Count every line that holds the string "수료학점", and report the number alone.

___ Exercise material

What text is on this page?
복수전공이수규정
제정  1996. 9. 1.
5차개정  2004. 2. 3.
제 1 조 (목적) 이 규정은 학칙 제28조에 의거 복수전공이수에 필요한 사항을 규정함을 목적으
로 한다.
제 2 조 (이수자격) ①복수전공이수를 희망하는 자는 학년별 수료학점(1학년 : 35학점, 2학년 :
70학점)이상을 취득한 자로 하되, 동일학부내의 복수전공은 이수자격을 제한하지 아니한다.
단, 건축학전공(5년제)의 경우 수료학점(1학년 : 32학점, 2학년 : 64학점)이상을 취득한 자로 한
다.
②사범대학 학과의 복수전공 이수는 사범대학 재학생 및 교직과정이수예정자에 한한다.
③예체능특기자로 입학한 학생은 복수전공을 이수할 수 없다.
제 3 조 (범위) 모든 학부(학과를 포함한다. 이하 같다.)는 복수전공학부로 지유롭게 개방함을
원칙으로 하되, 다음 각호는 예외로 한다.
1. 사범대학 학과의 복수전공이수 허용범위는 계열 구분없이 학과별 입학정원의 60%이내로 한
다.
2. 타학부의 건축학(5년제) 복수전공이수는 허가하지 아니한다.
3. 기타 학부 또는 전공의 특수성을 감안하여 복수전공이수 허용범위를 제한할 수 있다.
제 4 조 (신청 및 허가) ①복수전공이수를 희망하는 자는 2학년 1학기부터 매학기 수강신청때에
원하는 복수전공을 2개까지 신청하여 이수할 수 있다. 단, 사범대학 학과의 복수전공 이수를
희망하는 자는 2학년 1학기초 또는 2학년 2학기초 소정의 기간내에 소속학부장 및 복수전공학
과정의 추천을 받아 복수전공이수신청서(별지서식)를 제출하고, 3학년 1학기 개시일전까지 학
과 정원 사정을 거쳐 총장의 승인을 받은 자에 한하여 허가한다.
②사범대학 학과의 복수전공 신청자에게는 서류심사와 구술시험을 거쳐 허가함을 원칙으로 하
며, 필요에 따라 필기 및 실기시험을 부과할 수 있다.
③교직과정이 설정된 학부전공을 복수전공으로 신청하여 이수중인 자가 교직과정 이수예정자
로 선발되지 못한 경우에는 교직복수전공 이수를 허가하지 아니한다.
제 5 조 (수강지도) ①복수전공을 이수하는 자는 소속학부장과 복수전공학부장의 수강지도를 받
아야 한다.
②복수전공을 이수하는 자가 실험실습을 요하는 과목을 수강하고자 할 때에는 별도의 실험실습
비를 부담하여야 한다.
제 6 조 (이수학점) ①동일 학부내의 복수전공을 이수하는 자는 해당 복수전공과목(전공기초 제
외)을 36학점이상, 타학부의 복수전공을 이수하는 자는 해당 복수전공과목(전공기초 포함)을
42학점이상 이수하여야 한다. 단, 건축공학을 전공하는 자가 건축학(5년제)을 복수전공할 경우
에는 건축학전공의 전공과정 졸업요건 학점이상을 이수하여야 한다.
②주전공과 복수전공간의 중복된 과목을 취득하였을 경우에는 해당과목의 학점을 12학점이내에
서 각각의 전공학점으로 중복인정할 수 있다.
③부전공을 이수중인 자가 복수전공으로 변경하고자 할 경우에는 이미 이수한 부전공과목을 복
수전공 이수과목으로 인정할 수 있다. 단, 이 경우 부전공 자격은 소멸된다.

______

» **Finished task**
2